• **Task to carry out**
Every line of the records that holds the word "partner" should be copied.

• **Extracted information**
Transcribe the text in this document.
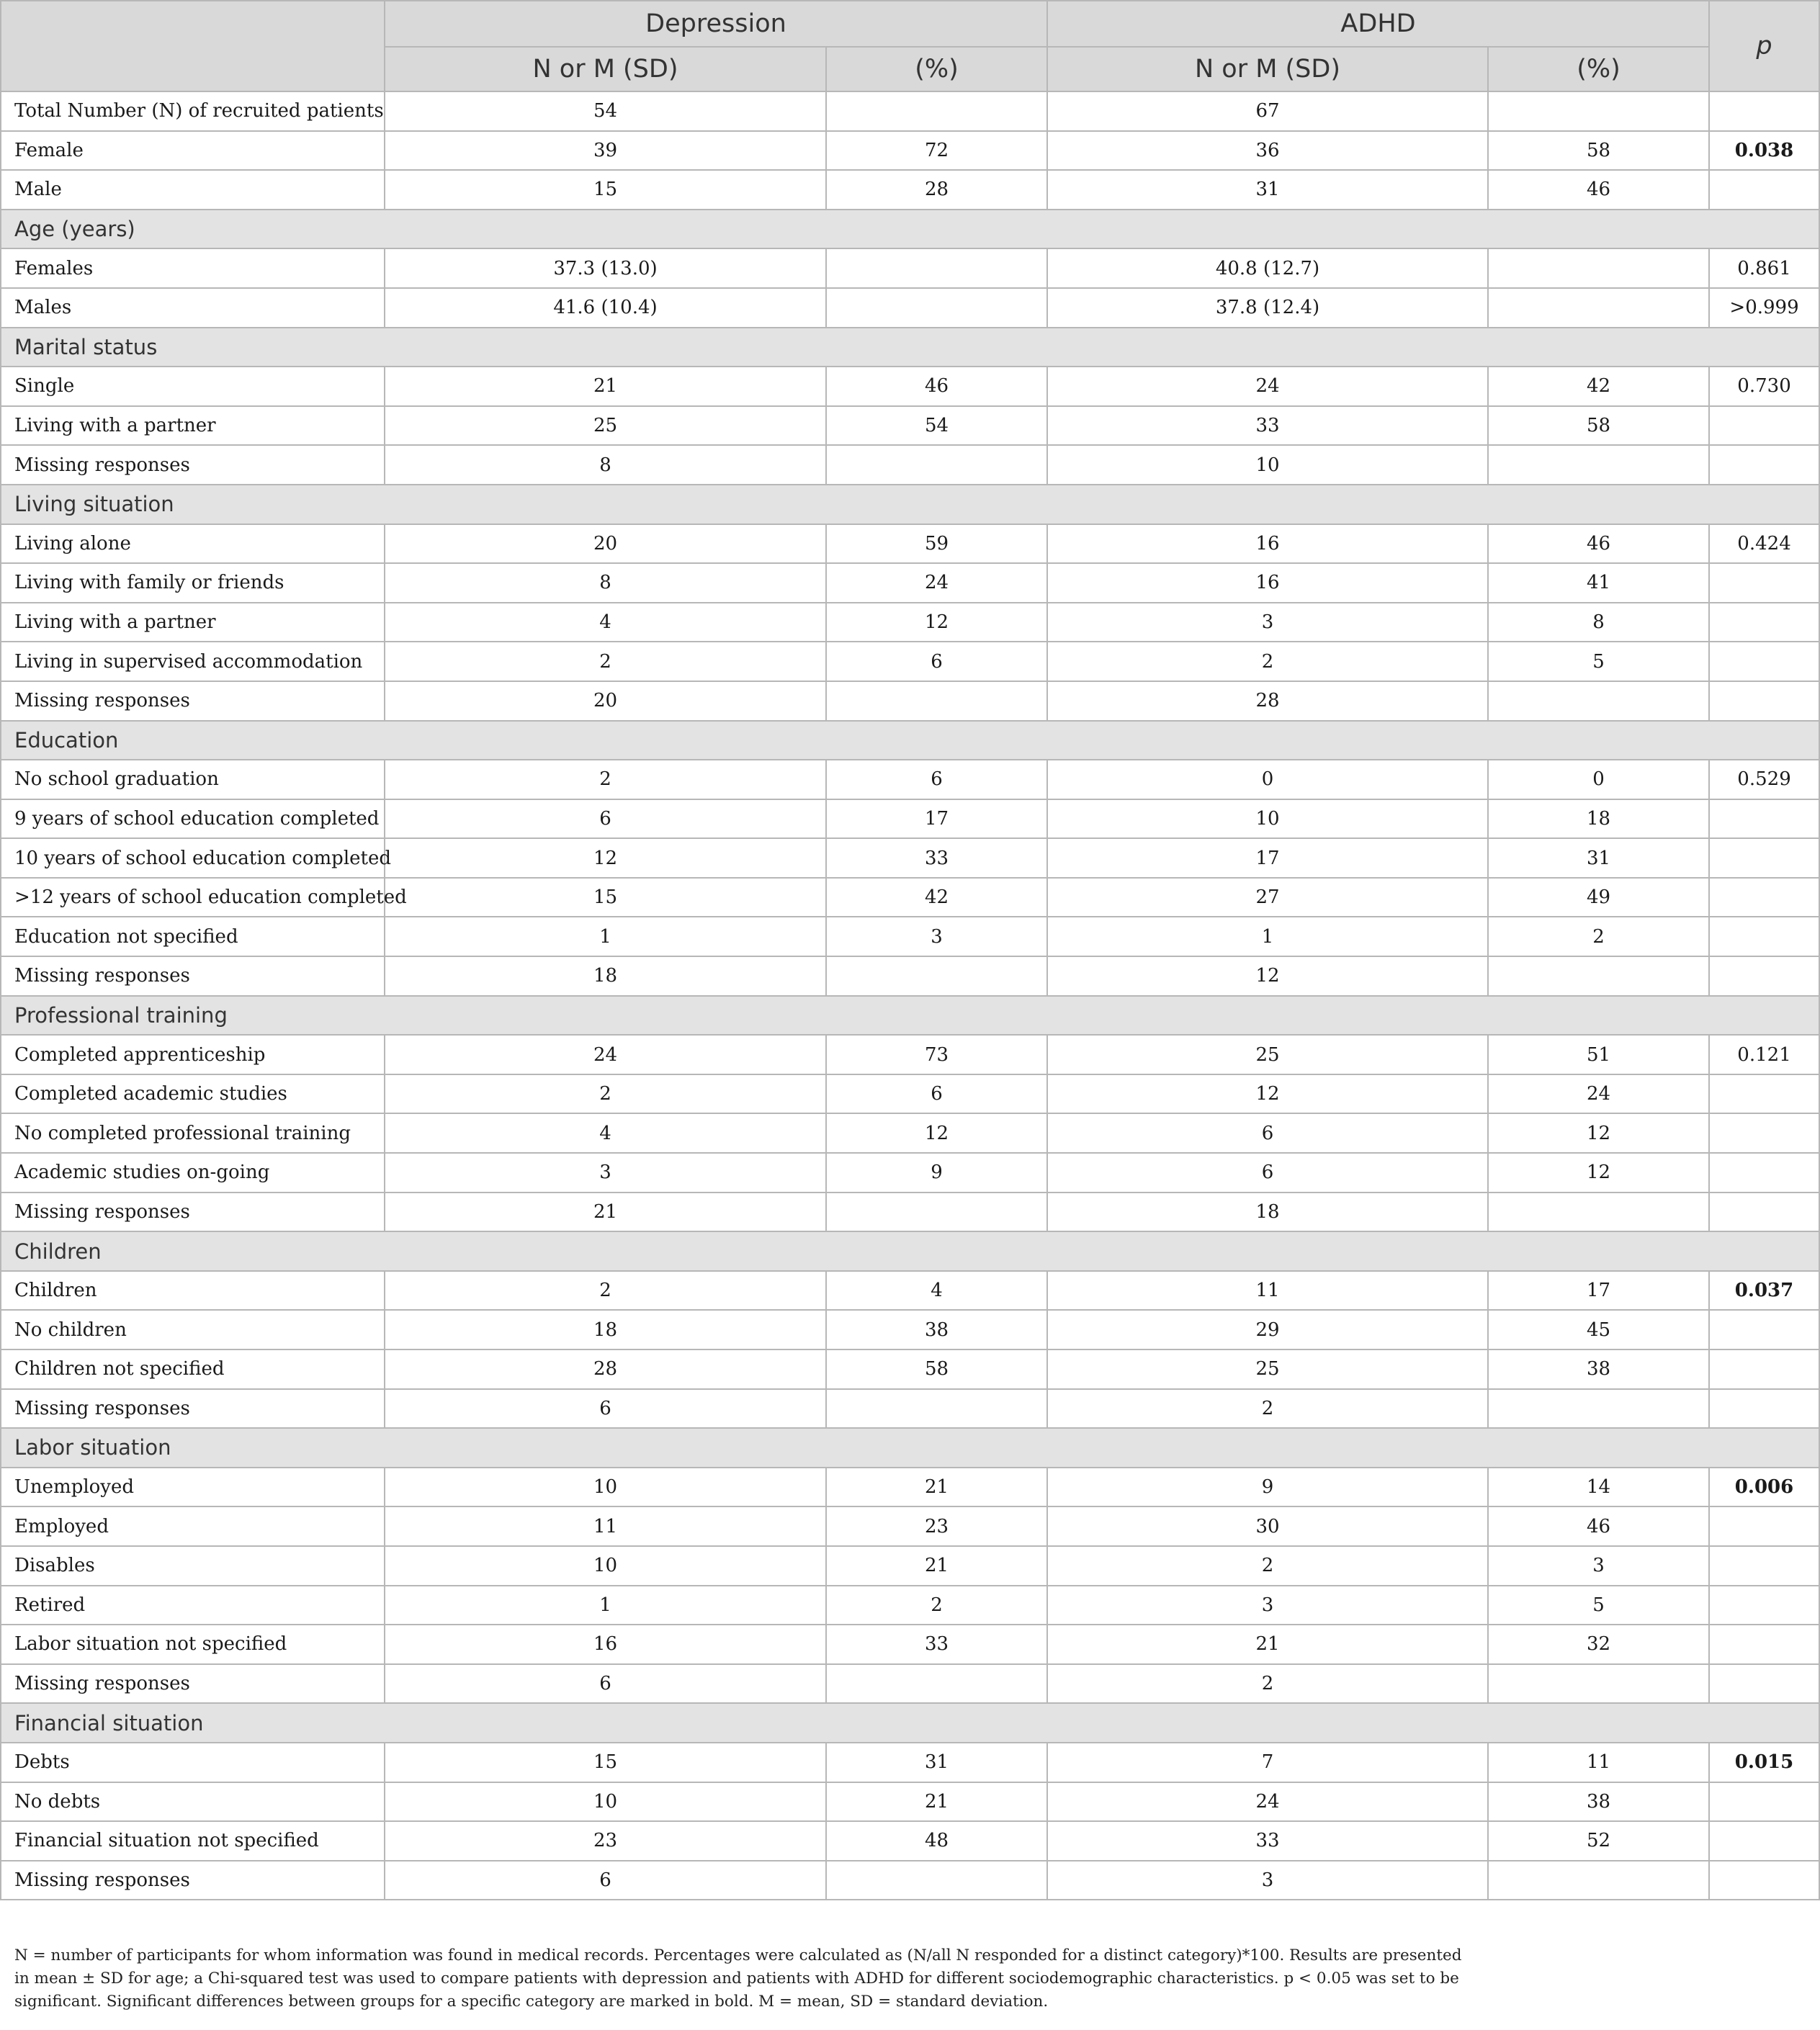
	Depression		ADHD		p
	N or M (SD)	(%)	N or M (SD)	(%)	
Total Number (N) of recruited patients	54		67		
Female	39	72	36	58	0.038
Male	15	28	31	46	
Age (years)					
Females	37.3 (13.0)		40.8 (12.7)		0.861
Males	41.6 (10.4)		37.8 (12.4)		>0.999
Marital status					
Single	21	46	24	42	0.730
Living with a partner	25	54	33	58	
Missing responses	8		10		
Living situation					
Living alone	20	59	16	46	0.424
Living with family or friends	8	24	16	41	
Living with a partner	4	12	3	8	
Living in supervised accommodation	2	6	2	5	
Missing responses	20		28		
Education					
No school graduation	2	6	0	0	0.529
9 years of school education completed	6	17	10	18	
10 years of school education completed	12	33	17	31	
>12 years of school education completed	15	42	27	49	
Education not specified	1	3	1	2	
Missing responses	18		12		
Professional training					
Completed apprenticeship	24	73	25	51	0.121
Completed academic studies	2	6	12	24	
No completed professional training	4	12	6	12	
Academic studies on-going	3	9	6	12	
Missing responses	21		18		
Children					
Children	2	4	11	17	0.037
No children	18	38	29	45	
Children not specified	28	58	25	38	
Missing responses	6		2		
Labor situation					
Unemployed	10	21	9	14	0.006
Employed	11	23	30	46	
Disables	10	21	2	3	
Retired	1	2	3	5	
Labor situation not specified	16	33	21	32	
Missing responses	6		2		
Financial situation					
Debts	15	31	7	11	0.015
No debts	10	21	24	38	
Financial situation not specified	23	48	33	52	
Missing responses	6		3		
N = number of participants for whom information was found in medical records. Percentages were calculated as (N/all N responded for a distinct category)*100. Results are presented in mean ± SD for age; a Chi-squared test was used to compare patients with depression and patients with ADHD for different sociodemographic characteristics. p < 0.05 was set to be significant. Significant differences between groups for a specific category are marked in bold. M = mean, SD = standard deviation.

• **Your solution**
Living with a partner	25	54	33	58	
Living with a partner	4	12	3	8	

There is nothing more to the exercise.